Find the string "time" in the listing and report every line that has it.

--- Data extract ---

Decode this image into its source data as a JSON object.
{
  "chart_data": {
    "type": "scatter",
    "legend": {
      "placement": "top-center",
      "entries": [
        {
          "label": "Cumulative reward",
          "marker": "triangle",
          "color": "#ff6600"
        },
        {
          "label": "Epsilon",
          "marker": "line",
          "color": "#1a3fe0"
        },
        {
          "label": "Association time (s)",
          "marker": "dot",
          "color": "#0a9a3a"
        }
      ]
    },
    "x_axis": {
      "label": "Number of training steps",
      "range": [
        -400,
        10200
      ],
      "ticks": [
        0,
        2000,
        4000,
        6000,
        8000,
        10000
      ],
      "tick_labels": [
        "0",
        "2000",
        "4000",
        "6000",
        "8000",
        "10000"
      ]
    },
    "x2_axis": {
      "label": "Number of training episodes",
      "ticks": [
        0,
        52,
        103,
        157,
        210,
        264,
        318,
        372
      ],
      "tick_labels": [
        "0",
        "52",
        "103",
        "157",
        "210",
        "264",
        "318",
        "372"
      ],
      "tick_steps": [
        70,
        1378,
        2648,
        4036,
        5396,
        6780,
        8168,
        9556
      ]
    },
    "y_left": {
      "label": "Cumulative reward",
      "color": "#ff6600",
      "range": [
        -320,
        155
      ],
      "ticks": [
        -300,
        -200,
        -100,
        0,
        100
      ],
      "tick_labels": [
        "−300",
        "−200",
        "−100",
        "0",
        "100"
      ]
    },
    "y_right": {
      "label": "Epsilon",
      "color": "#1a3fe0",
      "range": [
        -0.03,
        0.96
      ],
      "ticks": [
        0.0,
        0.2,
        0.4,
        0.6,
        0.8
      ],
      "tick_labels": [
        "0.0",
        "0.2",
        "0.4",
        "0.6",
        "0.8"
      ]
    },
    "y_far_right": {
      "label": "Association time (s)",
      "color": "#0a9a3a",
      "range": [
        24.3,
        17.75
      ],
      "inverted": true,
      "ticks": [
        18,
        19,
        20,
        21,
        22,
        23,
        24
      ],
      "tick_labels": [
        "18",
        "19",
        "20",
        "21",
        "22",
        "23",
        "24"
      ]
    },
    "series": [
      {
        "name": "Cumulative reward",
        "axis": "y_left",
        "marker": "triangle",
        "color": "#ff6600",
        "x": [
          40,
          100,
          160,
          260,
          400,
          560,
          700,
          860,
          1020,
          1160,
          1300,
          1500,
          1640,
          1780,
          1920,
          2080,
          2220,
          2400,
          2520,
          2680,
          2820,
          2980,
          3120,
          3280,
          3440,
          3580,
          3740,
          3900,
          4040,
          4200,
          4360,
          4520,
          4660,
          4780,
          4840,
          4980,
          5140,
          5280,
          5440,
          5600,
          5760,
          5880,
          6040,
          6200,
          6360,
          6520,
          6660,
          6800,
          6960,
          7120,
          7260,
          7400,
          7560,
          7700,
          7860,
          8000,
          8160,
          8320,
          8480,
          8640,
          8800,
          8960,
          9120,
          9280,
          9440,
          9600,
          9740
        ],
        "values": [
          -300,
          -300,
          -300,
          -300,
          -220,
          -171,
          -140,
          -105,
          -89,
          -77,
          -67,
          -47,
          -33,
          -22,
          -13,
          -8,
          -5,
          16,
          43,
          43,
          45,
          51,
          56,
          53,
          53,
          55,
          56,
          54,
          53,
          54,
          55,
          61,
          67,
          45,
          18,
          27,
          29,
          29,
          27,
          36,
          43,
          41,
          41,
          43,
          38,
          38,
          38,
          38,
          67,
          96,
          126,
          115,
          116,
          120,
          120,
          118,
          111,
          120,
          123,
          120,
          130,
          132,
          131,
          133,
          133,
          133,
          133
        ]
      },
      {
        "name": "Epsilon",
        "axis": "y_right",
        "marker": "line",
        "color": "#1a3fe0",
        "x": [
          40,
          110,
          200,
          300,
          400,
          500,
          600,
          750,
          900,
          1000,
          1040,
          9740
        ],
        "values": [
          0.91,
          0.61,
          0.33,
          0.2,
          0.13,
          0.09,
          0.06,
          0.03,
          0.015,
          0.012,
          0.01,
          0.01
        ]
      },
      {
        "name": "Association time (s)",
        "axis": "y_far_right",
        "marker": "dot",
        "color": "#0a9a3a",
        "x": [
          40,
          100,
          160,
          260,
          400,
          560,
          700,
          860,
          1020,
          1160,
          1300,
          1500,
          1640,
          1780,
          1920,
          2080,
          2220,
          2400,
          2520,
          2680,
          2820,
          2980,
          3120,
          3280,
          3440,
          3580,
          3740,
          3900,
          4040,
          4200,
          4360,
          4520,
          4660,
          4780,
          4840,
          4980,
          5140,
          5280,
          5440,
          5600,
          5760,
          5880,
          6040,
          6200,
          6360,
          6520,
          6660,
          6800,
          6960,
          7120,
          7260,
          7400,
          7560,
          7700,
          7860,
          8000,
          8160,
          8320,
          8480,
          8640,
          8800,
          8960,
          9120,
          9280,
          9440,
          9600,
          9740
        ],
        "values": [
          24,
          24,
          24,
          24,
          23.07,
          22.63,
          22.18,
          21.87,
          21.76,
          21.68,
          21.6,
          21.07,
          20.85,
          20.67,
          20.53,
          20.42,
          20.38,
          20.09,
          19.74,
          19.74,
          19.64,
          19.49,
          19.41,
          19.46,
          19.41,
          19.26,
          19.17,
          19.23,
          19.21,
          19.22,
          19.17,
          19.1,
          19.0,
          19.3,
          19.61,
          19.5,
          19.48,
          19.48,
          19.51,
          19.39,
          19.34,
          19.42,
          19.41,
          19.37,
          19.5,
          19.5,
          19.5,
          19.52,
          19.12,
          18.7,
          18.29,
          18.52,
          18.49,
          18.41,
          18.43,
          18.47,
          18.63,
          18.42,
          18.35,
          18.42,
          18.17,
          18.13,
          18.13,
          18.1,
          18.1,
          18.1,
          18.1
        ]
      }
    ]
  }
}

---

Task result:
          "label": "Association time (s)",
      "label": "Association time (s)",
        "name": "Association time (s)",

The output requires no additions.